** Opening Information shown block **
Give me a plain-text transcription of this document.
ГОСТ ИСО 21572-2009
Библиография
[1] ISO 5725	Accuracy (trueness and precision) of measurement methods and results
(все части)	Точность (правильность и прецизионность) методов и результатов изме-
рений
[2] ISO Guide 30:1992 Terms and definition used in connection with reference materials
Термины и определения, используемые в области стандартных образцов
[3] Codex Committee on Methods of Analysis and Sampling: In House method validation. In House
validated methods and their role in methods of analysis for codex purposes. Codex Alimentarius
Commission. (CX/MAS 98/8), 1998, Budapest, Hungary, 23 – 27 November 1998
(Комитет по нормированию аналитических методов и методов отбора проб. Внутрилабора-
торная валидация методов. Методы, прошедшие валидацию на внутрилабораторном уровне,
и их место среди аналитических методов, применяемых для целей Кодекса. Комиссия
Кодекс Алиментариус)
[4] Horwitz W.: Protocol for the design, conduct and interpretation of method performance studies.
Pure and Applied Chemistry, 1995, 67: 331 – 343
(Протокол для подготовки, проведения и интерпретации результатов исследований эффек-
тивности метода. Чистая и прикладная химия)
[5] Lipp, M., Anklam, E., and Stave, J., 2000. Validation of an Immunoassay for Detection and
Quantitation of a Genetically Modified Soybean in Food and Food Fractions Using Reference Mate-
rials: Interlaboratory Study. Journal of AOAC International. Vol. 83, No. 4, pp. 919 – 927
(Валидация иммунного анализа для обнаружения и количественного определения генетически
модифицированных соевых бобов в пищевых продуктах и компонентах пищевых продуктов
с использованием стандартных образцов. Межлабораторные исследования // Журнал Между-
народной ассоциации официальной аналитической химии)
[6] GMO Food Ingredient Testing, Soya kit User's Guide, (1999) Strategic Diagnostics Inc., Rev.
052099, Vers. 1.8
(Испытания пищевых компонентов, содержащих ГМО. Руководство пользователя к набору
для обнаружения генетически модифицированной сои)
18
** Closing Information shown block **
## What you need to do
Answer with one number: how many lines of the entries above include the word "Food".

## Response area
2